[Data entries]
------------------------

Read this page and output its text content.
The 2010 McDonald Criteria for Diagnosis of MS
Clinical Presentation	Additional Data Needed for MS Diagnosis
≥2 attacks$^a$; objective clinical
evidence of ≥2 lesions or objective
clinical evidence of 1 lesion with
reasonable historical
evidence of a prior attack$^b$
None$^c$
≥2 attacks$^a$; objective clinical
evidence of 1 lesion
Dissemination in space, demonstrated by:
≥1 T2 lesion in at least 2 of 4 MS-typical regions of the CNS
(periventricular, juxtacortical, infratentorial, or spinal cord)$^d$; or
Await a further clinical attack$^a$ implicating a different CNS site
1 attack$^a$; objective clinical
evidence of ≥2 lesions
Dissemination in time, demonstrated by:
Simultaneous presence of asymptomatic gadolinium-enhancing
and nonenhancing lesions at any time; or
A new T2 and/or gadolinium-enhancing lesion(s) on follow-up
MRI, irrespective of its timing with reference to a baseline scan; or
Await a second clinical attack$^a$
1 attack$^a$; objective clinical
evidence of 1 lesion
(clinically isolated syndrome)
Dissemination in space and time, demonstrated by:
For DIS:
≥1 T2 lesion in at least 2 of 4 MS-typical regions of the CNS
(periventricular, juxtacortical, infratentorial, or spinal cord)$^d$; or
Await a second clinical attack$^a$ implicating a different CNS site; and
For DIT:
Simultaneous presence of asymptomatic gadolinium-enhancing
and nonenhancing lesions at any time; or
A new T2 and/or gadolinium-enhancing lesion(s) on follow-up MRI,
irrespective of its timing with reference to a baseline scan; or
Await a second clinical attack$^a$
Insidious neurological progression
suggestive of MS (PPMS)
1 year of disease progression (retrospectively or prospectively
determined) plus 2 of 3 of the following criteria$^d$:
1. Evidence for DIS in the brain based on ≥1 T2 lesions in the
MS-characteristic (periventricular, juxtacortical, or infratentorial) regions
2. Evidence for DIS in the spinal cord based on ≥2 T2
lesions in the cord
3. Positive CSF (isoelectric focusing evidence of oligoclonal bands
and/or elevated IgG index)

------------------------

Extract the full listing above without altering anything.

Read this page and output its text content.
The 2010 McDonald Criteria for Diagnosis of MS
Clinical Presentation	Additional Data Needed for MS Diagnosis
≥2 attacks$^a$; objective clinical
evidence of ≥2 lesions or objective
clinical evidence of 1 lesion with
reasonable historical
evidence of a prior attack$^b$
None$^c$
≥2 attacks$^a$; objective clinical
evidence of 1 lesion
Dissemination in space, demonstrated by:
≥1 T2 lesion in at least 2 of 4 MS-typical regions of the CNS
(periventricular, juxtacortical, infratentorial, or spinal cord)$^d$; or
Await a further clinical attack$^a$ implicating a different CNS site
1 attack$^a$; objective clinical
evidence of ≥2 lesions
Dissemination in time, demonstrated by:
Simultaneous presence of asymptomatic gadolinium-enhancing
and nonenhancing lesions at any time; or
A new T2 and/or gadolinium-enhancing lesion(s) on follow-up
MRI, irrespective of its timing with reference to a baseline scan; or
Await a second clinical attack$^a$
1 attack$^a$; objective clinical
evidence of 1 lesion
(clinically isolated syndrome)
Dissemination in space and time, demonstrated by:
For DIS:
≥1 T2 lesion in at least 2 of 4 MS-typical regions of the CNS
(periventricular, juxtacortical, infratentorial, or spinal cord)$^d$; or
Await a second clinical attack$^a$ implicating a different CNS site; and
For DIT:
Simultaneous presence of asymptomatic gadolinium-enhancing
and nonenhancing lesions at any time; or
A new T2 and/or gadolinium-enhancing lesion(s) on follow-up MRI,
irrespective of its timing with reference to a baseline scan; or
Await a second clinical attack$^a$
Insidious neurological progression
suggestive of MS (PPMS)
1 year of disease progression (retrospectively or prospectively
determined) plus 2 of 3 of the following criteria$^d$:
1. Evidence for DIS in the brain based on ≥1 T2 lesions in the
MS-characteristic (periventricular, juxtacortical, or infratentorial) regions
2. Evidence for DIS in the spinal cord based on ≥2 T2
lesions in the cord
3. Positive CSF (isoelectric focusing evidence of oligoclonal bands
and/or elevated IgG index)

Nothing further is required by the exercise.